** EXERCISE REQUIREMENTS **
Give the number of lines that hold the string "ограда". Nothing else is needed.

** Dataset entries on figures **
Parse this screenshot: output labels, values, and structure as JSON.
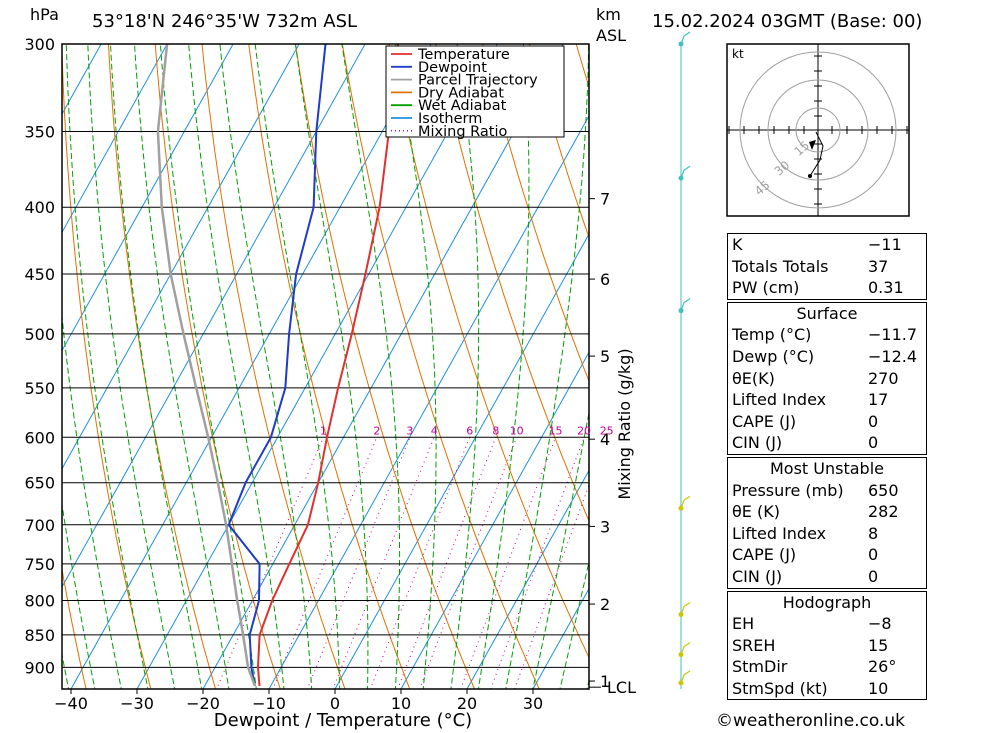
{
  "header": {
    "unit_left": "hPa",
    "location": "53°18'N  246°35'W  732m  ASL",
    "unit_km": "km",
    "unit_asl": "ASL",
    "datetime": "15.02.2024  03GMT  (Base: 00)"
  },
  "legend": {
    "items": [
      {
        "label": "Temperature",
        "color": "#e03030",
        "style": "solid"
      },
      {
        "label": "Dewpoint",
        "color": "#1e3cc8",
        "style": "solid"
      },
      {
        "label": "Parcel Trajectory",
        "color": "#a0a0a0",
        "style": "solid"
      },
      {
        "label": "Dry Adiabat",
        "color": "#e07000",
        "style": "solid"
      },
      {
        "label": "Wet Adiabat",
        "color": "#00a000",
        "style": "solid"
      },
      {
        "label": "Isotherm",
        "color": "#1e90e0",
        "style": "solid"
      },
      {
        "label": "Mixing Ratio",
        "color": "#c000a0",
        "style": "dotted"
      }
    ]
  },
  "chart_data": {
    "type": "line",
    "title": "",
    "xlabel": "Dewpoint / Temperature (°C)",
    "ylabel": "",
    "xlim": [
      -43,
      37
    ],
    "pressure_levels": [
      300,
      350,
      400,
      450,
      500,
      550,
      600,
      650,
      700,
      750,
      800,
      850,
      900
    ],
    "pressure_range": [
      300,
      935
    ],
    "x_ticks": [
      -40,
      -30,
      -20,
      -10,
      0,
      10,
      20,
      30
    ],
    "x_tick_labels": [
      "−40",
      "−30",
      "−20",
      "−10",
      "0",
      "10",
      "20",
      "30"
    ],
    "km_ticks": [
      {
        "p": 922,
        "label": "1"
      },
      {
        "p": 805,
        "label": "2"
      },
      {
        "p": 702,
        "label": "3"
      },
      {
        "p": 602,
        "label": "4"
      },
      {
        "p": 520,
        "label": "5"
      },
      {
        "p": 454,
        "label": "6"
      },
      {
        "p": 394,
        "label": "7"
      }
    ],
    "lcl": {
      "p": 932,
      "label": "LCL"
    },
    "mixing_ratio_axis_label": "Mixing Ratio (g/kg)",
    "mixing_ratio_labels": [
      "1",
      "2",
      "3",
      "4",
      "6",
      "8",
      "10",
      "15",
      "20",
      "25"
    ],
    "mixing_ratio_values": [
      1,
      2,
      3,
      4,
      6,
      8,
      10,
      15,
      20,
      25
    ],
    "skew_deg_per_log": 48,
    "series": [
      {
        "name": "Temperature",
        "color": "#e03030",
        "points": [
          [
            -11.7,
            930
          ],
          [
            -13.5,
            900
          ],
          [
            -16,
            850
          ],
          [
            -17,
            800
          ],
          [
            -17.5,
            750
          ],
          [
            -18,
            700
          ],
          [
            -20,
            650
          ],
          [
            -22.5,
            600
          ],
          [
            -25,
            550
          ],
          [
            -27.5,
            500
          ],
          [
            -30.5,
            450
          ],
          [
            -34,
            400
          ],
          [
            -39,
            350
          ],
          [
            -45,
            300
          ]
        ]
      },
      {
        "name": "Dewpoint",
        "color": "#1e3cc8",
        "points": [
          [
            -12.4,
            930
          ],
          [
            -14.5,
            900
          ],
          [
            -17.5,
            850
          ],
          [
            -19,
            800
          ],
          [
            -22,
            750
          ],
          [
            -30,
            700
          ],
          [
            -31,
            650
          ],
          [
            -31,
            600
          ],
          [
            -33,
            550
          ],
          [
            -37,
            500
          ],
          [
            -41,
            450
          ],
          [
            -44,
            400
          ],
          [
            -50,
            350
          ],
          [
            -56,
            300
          ]
        ]
      },
      {
        "name": "Parcel Trajectory",
        "color": "#a0a0a0",
        "points": [
          [
            -12.4,
            930
          ],
          [
            -15,
            900
          ],
          [
            -18.5,
            850
          ],
          [
            -22.3,
            800
          ],
          [
            -26.2,
            750
          ],
          [
            -30.4,
            700
          ],
          [
            -35.2,
            650
          ],
          [
            -40.5,
            600
          ],
          [
            -46.5,
            550
          ],
          [
            -53,
            500
          ],
          [
            -60,
            450
          ],
          [
            -67,
            400
          ],
          [
            -74,
            350
          ],
          [
            -80,
            300
          ]
        ]
      }
    ]
  },
  "hodograph": {
    "unit": "kt",
    "ring_labels": [
      "15",
      "30",
      "45"
    ]
  },
  "wind_barbs": [
    {
      "p": 300,
      "color": "#40c0c0"
    },
    {
      "p": 380,
      "color": "#40c0c0"
    },
    {
      "p": 480,
      "color": "#40c0c0"
    },
    {
      "p": 680,
      "color": "#c8c800"
    },
    {
      "p": 820,
      "color": "#c8c800"
    },
    {
      "p": 880,
      "color": "#c8c800"
    },
    {
      "p": 925,
      "color": "#c8c800"
    }
  ],
  "indices": {
    "top": [
      {
        "label": "K",
        "value": "−11"
      },
      {
        "label": "Totals Totals",
        "value": "37"
      },
      {
        "label": "PW (cm)",
        "value": "0.31"
      }
    ],
    "surface": {
      "title": "Surface",
      "rows": [
        {
          "label": "Temp (°C)",
          "value": "−11.7"
        },
        {
          "label": "Dewp (°C)",
          "value": "−12.4"
        },
        {
          "label": "θE(K)",
          "value": "270"
        },
        {
          "label": "Lifted Index",
          "value": "17"
        },
        {
          "label": "CAPE (J)",
          "value": "0"
        },
        {
          "label": "CIN (J)",
          "value": "0"
        }
      ]
    },
    "most_unstable": {
      "title": "Most Unstable",
      "rows": [
        {
          "label": "Pressure (mb)",
          "value": "650"
        },
        {
          "label": "θE (K)",
          "value": "282"
        },
        {
          "label": "Lifted Index",
          "value": "8"
        },
        {
          "label": "CAPE (J)",
          "value": "0"
        },
        {
          "label": "CIN (J)",
          "value": "0"
        }
      ]
    },
    "hodograph": {
      "title": "Hodograph",
      "rows": [
        {
          "label": "EH",
          "value": "−8"
        },
        {
          "label": "SREH",
          "value": "15"
        },
        {
          "label": "StmDir",
          "value": "26°"
        },
        {
          "label": "StmSpd (kt)",
          "value": "10"
        }
      ]
    }
  },
  "footer": {
    "copyright": "©weatheronline.co.uk"
  }
}
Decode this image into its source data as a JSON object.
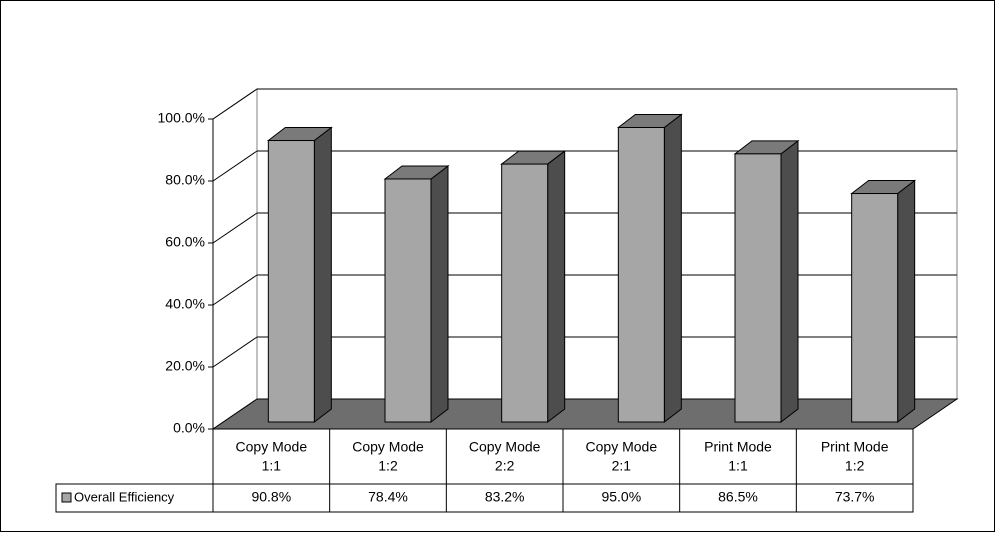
{
  "chart_data": {
    "type": "bar",
    "categories": [
      [
        "Copy Mode",
        "1:1"
      ],
      [
        "Copy Mode",
        "1:2"
      ],
      [
        "Copy Mode",
        "2:2"
      ],
      [
        "Copy Mode",
        "2:1"
      ],
      [
        "Print Mode",
        "1:1"
      ],
      [
        "Print Mode",
        "1:2"
      ]
    ],
    "series": [
      {
        "name": "Overall Efficiency",
        "values": [
          90.8,
          78.4,
          83.2,
          95.0,
          86.5,
          73.7
        ],
        "value_labels": [
          "90.8%",
          "78.4%",
          "83.2%",
          "95.0%",
          "86.5%",
          "73.7%"
        ]
      }
    ],
    "yticks": [
      "0.0%",
      "20.0%",
      "40.0%",
      "60.0%",
      "80.0%",
      "100.0%"
    ],
    "ylim": [
      0,
      100
    ],
    "grid": true,
    "style": "3d-column",
    "legend_placement": "data-table",
    "colors": {
      "bar_front": "#A6A6A6",
      "bar_top": "#7A7A7A",
      "bar_side": "#4D4D4D",
      "floor": "#6E6E6E",
      "gridline": "#000000"
    }
  }
}
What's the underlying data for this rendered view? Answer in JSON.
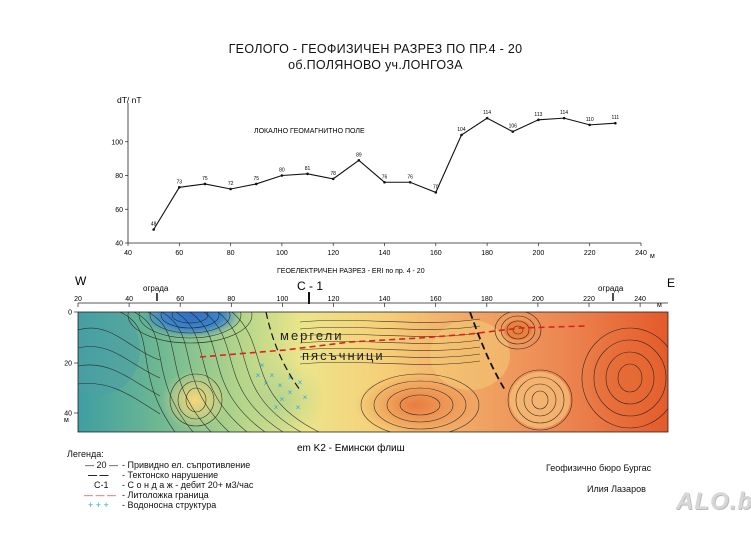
{
  "title": {
    "line1": "ГЕОЛОГО - ГЕОФИЗИЧЕН РАЗРЕЗ ПО ПР.4 - 20",
    "line2": "об.ПОЛЯНОВО  уч.ЛОНГОЗА"
  },
  "chart_data": {
    "type": "line",
    "ylabel": "dT/ nT",
    "xunit": "м",
    "annotation": "ЛОКАЛНО ГЕОМАГНИТНО ПОЛЕ",
    "xlim": [
      40,
      240
    ],
    "ylim": [
      40,
      120
    ],
    "xticks": [
      40,
      60,
      80,
      100,
      120,
      140,
      160,
      180,
      200,
      220,
      240
    ],
    "yticks": [
      40,
      60,
      80,
      100
    ],
    "x": [
      50,
      60,
      70,
      80,
      90,
      100,
      110,
      120,
      130,
      140,
      150,
      160,
      170,
      180,
      190,
      200,
      210,
      220,
      230
    ],
    "y": [
      48,
      73,
      75,
      72,
      75,
      80,
      81,
      78,
      89,
      76,
      76,
      70,
      104,
      114,
      106,
      113,
      114,
      110,
      111
    ],
    "point_labels": [
      "48",
      "73",
      "75",
      "72",
      "75",
      "80",
      "81",
      "78",
      "89",
      "76",
      "76",
      "70",
      "104",
      "114",
      "106",
      "113",
      "114",
      "110",
      "111"
    ]
  },
  "section": {
    "title": "ГЕОЕЛЕКТРИЧЕН РАЗРЕЗ - ERI   по пр. 4 - 20",
    "west": "W",
    "east": "E",
    "fence_left": "ограда",
    "fence_right": "ограда",
    "well": "С - 1",
    "xticks": [
      "20",
      "40",
      "60",
      "80",
      "100",
      "120",
      "140",
      "160",
      "180",
      "200",
      "220",
      "240"
    ],
    "unit": "м",
    "depth_ticks": [
      "0",
      "20",
      "40"
    ],
    "depth_unit": "м",
    "lith_upper": "мергели",
    "lith_lower": "пясъчници",
    "formation": "em K2 - Емински флиш"
  },
  "legend": {
    "title": "Легенда:",
    "items": [
      {
        "symbol": "— 20 —",
        "label": "- Привидно ел. съпротивление"
      },
      {
        "symbol": "— —",
        "label": "- Тектонско нарушение"
      },
      {
        "symbol": "С-1",
        "label": "- С о н д а ж - дебит  20+  м3/час"
      },
      {
        "symbol": "— — —",
        "label": "- Литоложка граница"
      },
      {
        "symbol": "+ + +",
        "label": "- Водоносна структура"
      }
    ]
  },
  "credits": {
    "bureau": "Геофизично бюро   Бургас",
    "author": "Илия    Лазаров"
  },
  "watermark": "ALO.bg",
  "colors": {
    "low": "#3a76c4",
    "mid": "#e8e07a",
    "high": "#e45a2a",
    "lith": "#e02020",
    "water": "#2aa6e8"
  }
}
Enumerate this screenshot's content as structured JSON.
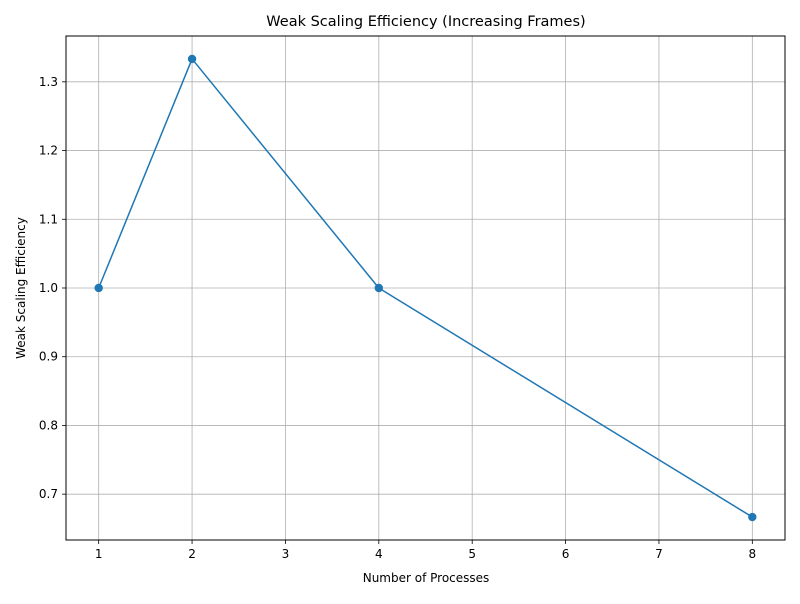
{
  "chart_data": {
    "type": "line",
    "title": "Weak Scaling Efficiency (Increasing Frames)",
    "xlabel": "Number of Processes",
    "ylabel": "Weak Scaling Efficiency",
    "xlim": [
      0.65,
      8.35
    ],
    "ylim": [
      0.6333,
      1.3667
    ],
    "xticks": [
      1,
      2,
      3,
      4,
      5,
      6,
      7,
      8
    ],
    "xtick_labels": [
      "1",
      "2",
      "3",
      "4",
      "5",
      "6",
      "7",
      "8"
    ],
    "yticks": [
      0.7,
      0.8,
      0.9,
      1.0,
      1.1,
      1.2,
      1.3
    ],
    "ytick_labels": [
      "0.7",
      "0.8",
      "0.9",
      "1.0",
      "1.1",
      "1.2",
      "1.3"
    ],
    "grid": true,
    "series": [
      {
        "x": [
          1,
          2,
          4,
          8
        ],
        "values": [
          1.0,
          1.3333,
          1.0,
          0.6667
        ],
        "color": "#1f77b4",
        "marker": "circle"
      }
    ]
  }
}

** RESULT **
2